» **EXERCISE**: For the data below, work out how many lines contain the word "available" and supply only that number.

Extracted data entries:

"""

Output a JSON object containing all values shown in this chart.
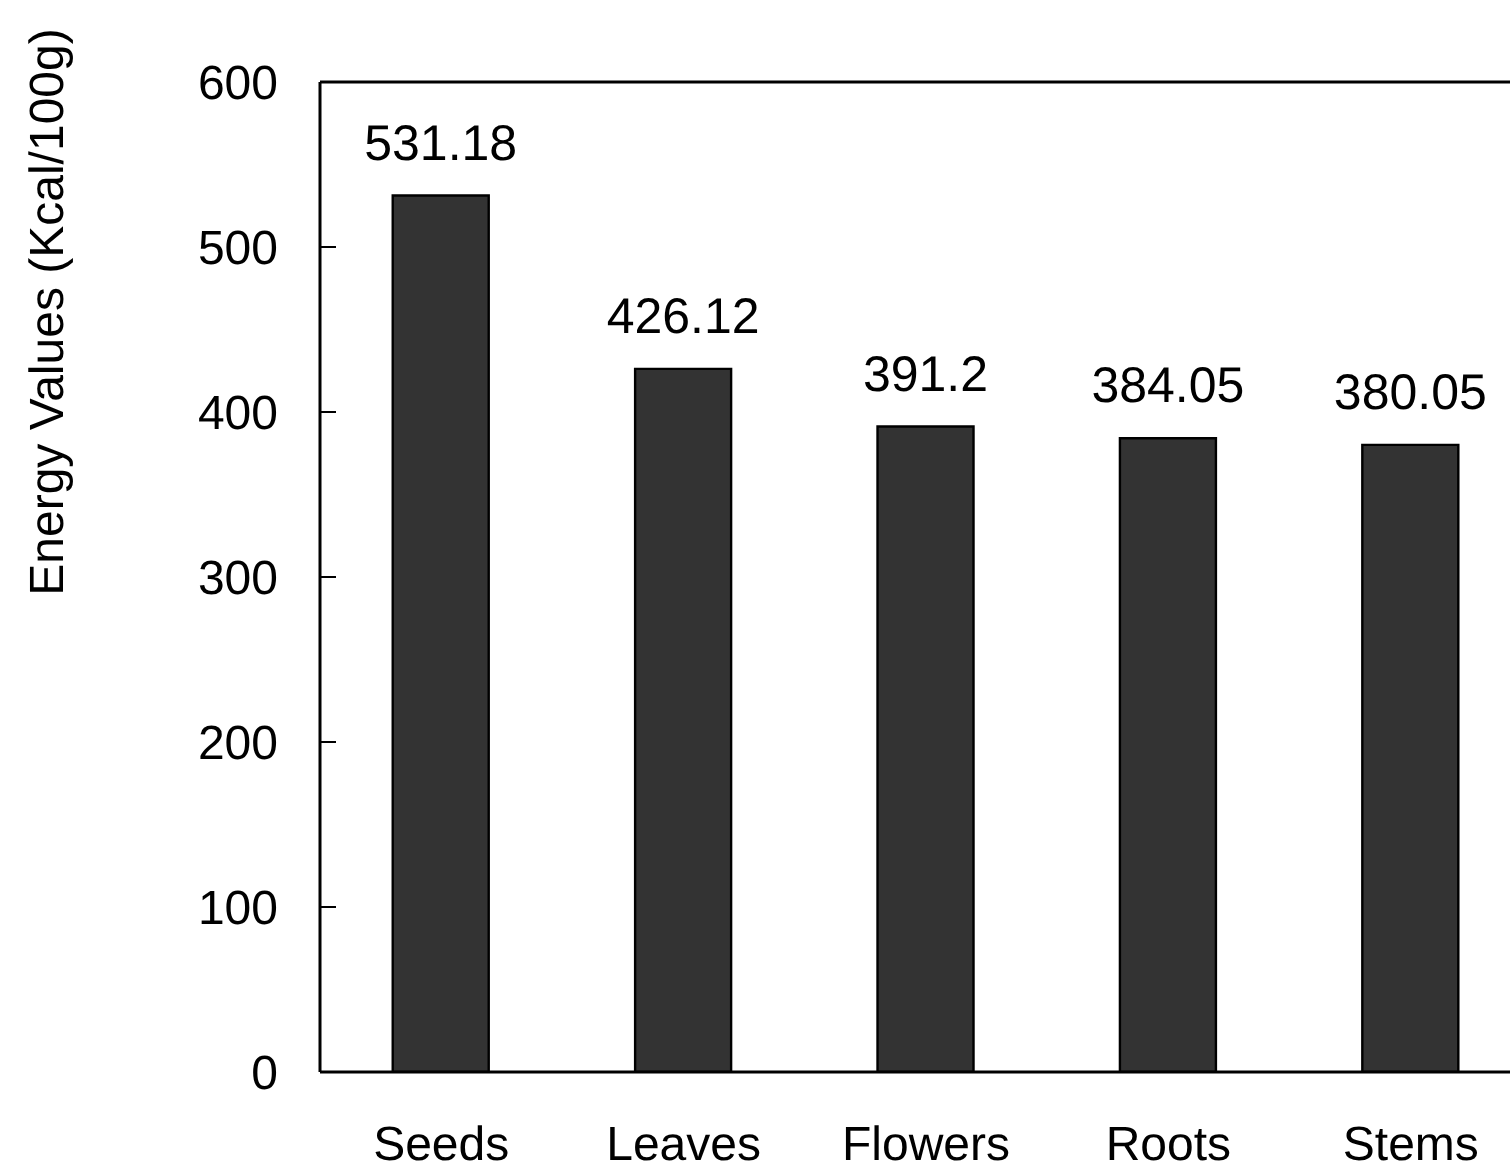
{
  "chart_data": {
    "type": "bar",
    "ylabel": "Energy Values (Kcal/100g)",
    "categories": [
      "Seeds",
      "Leaves",
      "Flowers",
      "Roots",
      "Stems"
    ],
    "values": [
      531.18,
      426.12,
      391.2,
      384.05,
      380.05
    ],
    "color": "#333333",
    "ylim": [
      0,
      600
    ],
    "yticks": [
      0,
      100,
      200,
      300,
      400,
      500,
      600
    ],
    "data_labels": true
  }
}
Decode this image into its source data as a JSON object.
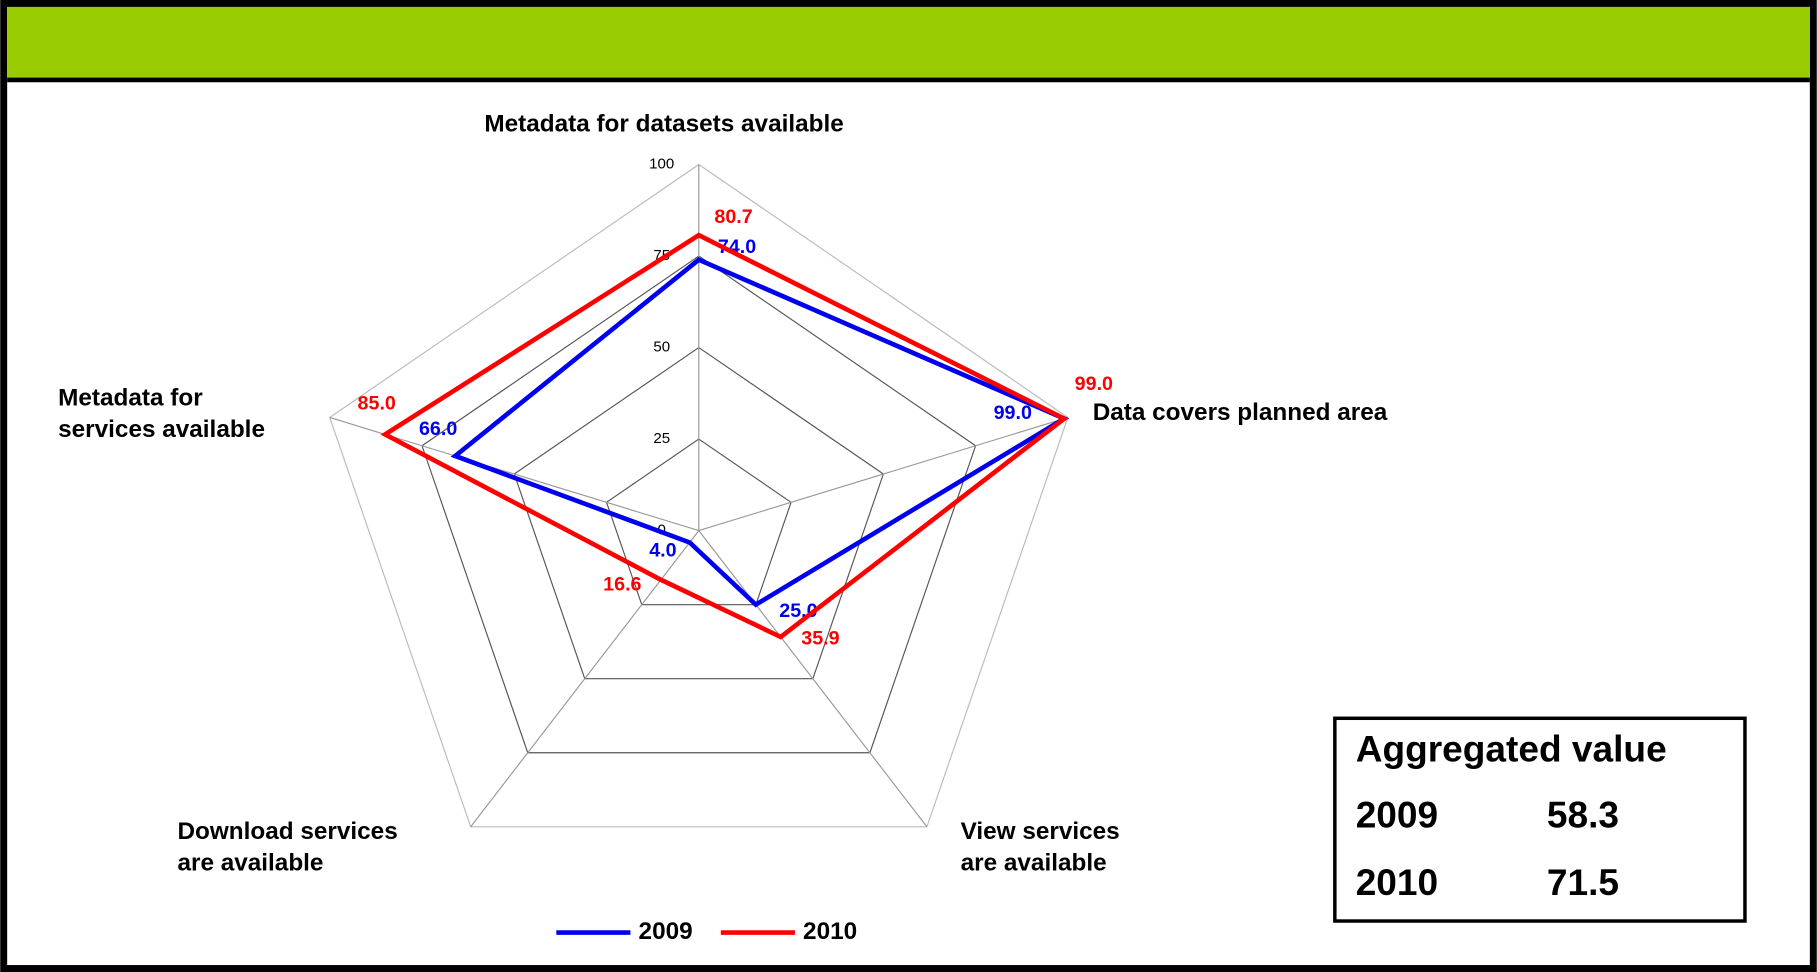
{
  "chart_data": {
    "type": "radar",
    "categories": [
      "Metadata for datasets available",
      "Data covers planned area",
      "View services\nare available",
      "Download services\nare available",
      "Metadata for\nservices available"
    ],
    "series": [
      {
        "name": "2009",
        "color": "#0000ee",
        "values": [
          74,
          99,
          25,
          4,
          66
        ],
        "value_labels": [
          "74.0",
          "99.0",
          "25.0",
          "4.0",
          "66.0"
        ]
      },
      {
        "name": "2010",
        "color": "#ff0000",
        "values": [
          80.7,
          99,
          35.9,
          16.6,
          85
        ],
        "value_labels": [
          "80.7",
          "99.0",
          "35.9",
          "16.6",
          "85.0"
        ]
      }
    ],
    "ylim": [
      0,
      100
    ],
    "yticks": [
      0,
      25,
      50,
      75,
      100
    ],
    "grid": true,
    "legend": "bottom"
  },
  "aggregate": {
    "title": "Aggregated value",
    "rows": [
      [
        "2009",
        "58.3"
      ],
      [
        "2010",
        "71.5"
      ]
    ]
  }
}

"""

» **RESULT FOR THIS EXERCISE**: 4